Work to be completed: Copy each line containing the word "นแบบพบก" from the records that follow, please.

(Dataset items)
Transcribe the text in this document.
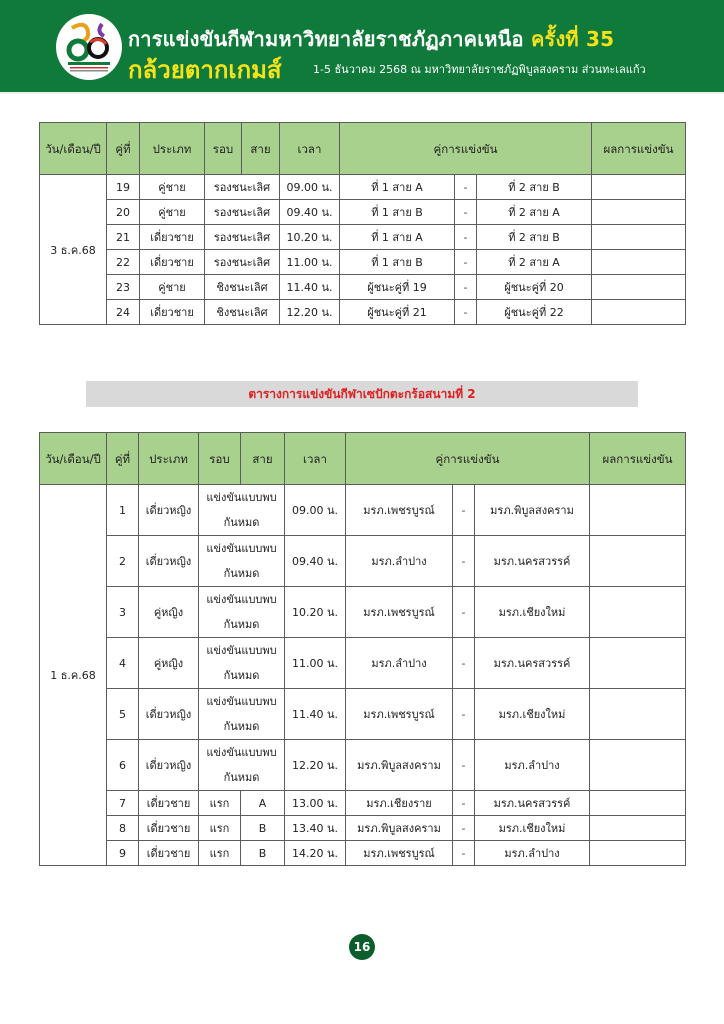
การแข่งขันกีฬามหาวิทยาลัยราชภัฏภาคเหนือ ครั้งที่ 35
กล้วยตากเกมส์	1-5 ธันวาคม 2568 ณ มหาวิทยาลัยราชภัฏพิบูลสงคราม ส่วนทะเลแก้ว
วัน/เดือน/ปี	คู่ที่	ประเภท	รอบ	สาย	เวลา	คู่การแข่งขัน			ผลการแข่งขัน
3 ธ.ค.68	19	คู่ชาย	รองชนะเลิศ		09.00 น.	ที่ 1 สาย A	-	ที่ 2 สาย B	
	20	คู่ชาย	รองชนะเลิศ		09.40 น.	ที่ 1 สาย B	-	ที่ 2 สาย A	
	21	เดี่ยวชาย	รองชนะเลิศ		10.20 น.	ที่ 1 สาย A	-	ที่ 2 สาย B	
	22	เดี่ยวชาย	รองชนะเลิศ		11.00 น.	ที่ 1 สาย B	-	ที่ 2 สาย A	
	23	คู่ชาย	ชิงชนะเลิศ		11.40 น.	ผู้ชนะคู่ที่ 19	-	ผู้ชนะคู่ที่ 20	
	24	เดี่ยวชาย	ชิงชนะเลิศ		12.20 น.	ผู้ชนะคู่ที่ 21	-	ผู้ชนะคู่ที่ 22	
ตารางการแข่งขันกีฬาเซปักตะกร้อสนามที่ 2
วัน/เดือน/ปี	คู่ที่	ประเภท	รอบ	สาย	เวลา	คู่การแข่งขัน			ผลการแข่งขัน
1 ธ.ค.68	1	เดี่ยวหญิง	แข่งขันแบบพบกันหมด		09.00 น.	มรภ.เพชรบูรณ์	-	มรภ.พิบูลสงคราม	
	2	เดี่ยวหญิง	แข่งขันแบบพบกันหมด		09.40 น.	มรภ.ลำปาง	-	มรภ.นครสวรรค์	
	3	คู่หญิง	แข่งขันแบบพบกันหมด		10.20 น.	มรภ.เพชรบูรณ์	-	มรภ.เชียงใหม่	
	4	คู่หญิง	แข่งขันแบบพบกันหมด		11.00 น.	มรภ.ลำปาง	-	มรภ.นครสวรรค์	
	5	เดี่ยวหญิง	แข่งขันแบบพบกันหมด		11.40 น.	มรภ.เพชรบูรณ์	-	มรภ.เชียงใหม่	
	6	เดี่ยวหญิง	แข่งขันแบบพบกันหมด		12.20 น.	มรภ.พิบูลสงคราม	-	มรภ.ลำปาง	
	7	เดี่ยวชาย	แรก	A	13.00 น.	มรภ.เชียงราย	-	มรภ.นครสวรรค์	
	8	เดี่ยวชาย	แรก	B	13.40 น.	มรภ.พิบูลสงคราม	-	มรภ.เชียงใหม่	
	9	เดี่ยวชาย	แรก	B	14.20 น.	มรภ.เพชรบูรณ์	-	มรภ.ลำปาง	
16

Exercise solution:
1 ธ.ค.68	1	เดี่ยวหญิง	แข่งขันแบบพบกันหมด		09.00 น.	มรภ.เพชรบูรณ์	-	มรภ.พิบูลสงคราม	
	2	เดี่ยวหญิง	แข่งขันแบบพบกันหมด		09.40 น.	มรภ.ลำปาง	-	มรภ.นครสวรรค์	
	3	คู่หญิง	แข่งขันแบบพบกันหมด		10.20 น.	มรภ.เพชรบูรณ์	-	มรภ.เชียงใหม่	
	4	คู่หญิง	แข่งขันแบบพบกันหมด		11.00 น.	มรภ.ลำปาง	-	มรภ.นครสวรรค์	
	5	เดี่ยวหญิง	แข่งขันแบบพบกันหมด		11.40 น.	มรภ.เพชรบูรณ์	-	มรภ.เชียงใหม่	
	6	เดี่ยวหญิง	แข่งขันแบบพบกันหมด		12.20 น.	มรภ.พิบูลสงคราม	-	มรภ.ลำปาง	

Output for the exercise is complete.